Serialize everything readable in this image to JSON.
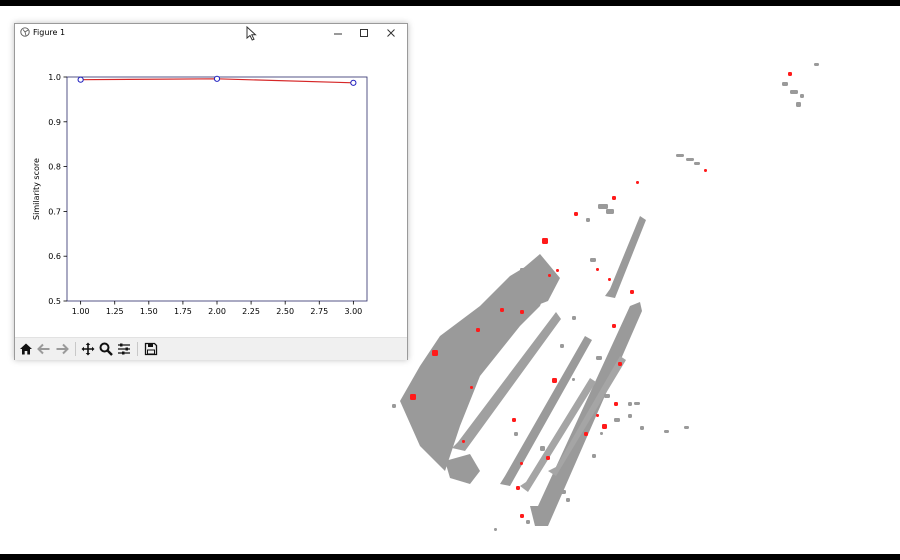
{
  "window": {
    "title": "Figure 1",
    "controls": [
      "minimize",
      "maximize",
      "close"
    ]
  },
  "toolbar": {
    "buttons": [
      "home",
      "back",
      "forward",
      "pan",
      "zoom",
      "configure-subplots",
      "save"
    ]
  },
  "colors": {
    "line": "#d62728",
    "marker_edge": "#1f1fbf",
    "axes": "#2a2a6a",
    "scan_gray": "#9a9a9a",
    "scan_red": "#ff1a1a"
  },
  "chart_data": {
    "type": "line",
    "title": "",
    "xlabel": "",
    "ylabel": "Similarity score",
    "x": [
      1.0,
      2.0,
      3.0
    ],
    "series": [
      {
        "values": [
          0.994,
          0.996,
          0.987
        ]
      }
    ],
    "xlim": [
      0.9,
      3.1
    ],
    "ylim": [
      0.5,
      1.0
    ],
    "xticks": [
      "1.00",
      "1.25",
      "1.50",
      "1.75",
      "2.00",
      "2.25",
      "2.50",
      "2.75",
      "3.00"
    ],
    "xtick_values": [
      1.0,
      1.25,
      1.5,
      1.75,
      2.0,
      2.25,
      2.5,
      2.75,
      3.0
    ],
    "yticks": [
      "0.5",
      "0.6",
      "0.7",
      "0.8",
      "0.9",
      "1.0"
    ],
    "ytick_values": [
      0.5,
      0.6,
      0.7,
      0.8,
      0.9,
      1.0
    ],
    "grid": false,
    "legend": "none"
  }
}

▶ TASK DETAILS
All of the material above should be reproduced exactly, except the pictures.

▶ RESPONSE TO THIS EXERCISE
Serialize everything readable in this image to JSON.
{
  "window": {
    "title": "Figure 1",
    "controls": [
      "minimize",
      "maximize",
      "close"
    ]
  },
  "toolbar": {
    "buttons": [
      "home",
      "back",
      "forward",
      "pan",
      "zoom",
      "configure-subplots",
      "save"
    ]
  },
  "colors": {
    "line": "#d62728",
    "marker_edge": "#1f1fbf",
    "axes": "#2a2a6a",
    "scan_gray": "#9a9a9a",
    "scan_red": "#ff1a1a"
  },
  "chart_data": {
    "type": "line",
    "title": "",
    "xlabel": "",
    "ylabel": "Similarity score",
    "x": [
      1.0,
      2.0,
      3.0
    ],
    "series": [
      {
        "values": [
          0.994,
          0.996,
          0.987
        ]
      }
    ],
    "xlim": [
      0.9,
      3.1
    ],
    "ylim": [
      0.5,
      1.0
    ],
    "xticks": [
      "1.00",
      "1.25",
      "1.50",
      "1.75",
      "2.00",
      "2.25",
      "2.50",
      "2.75",
      "3.00"
    ],
    "xtick_values": [
      1.0,
      1.25,
      1.5,
      1.75,
      2.0,
      2.25,
      2.5,
      2.75,
      3.0
    ],
    "yticks": [
      "0.5",
      "0.6",
      "0.7",
      "0.8",
      "0.9",
      "1.0"
    ],
    "ytick_values": [
      0.5,
      0.6,
      0.7,
      0.8,
      0.9,
      1.0
    ],
    "grid": false,
    "legend": "none"
  }
}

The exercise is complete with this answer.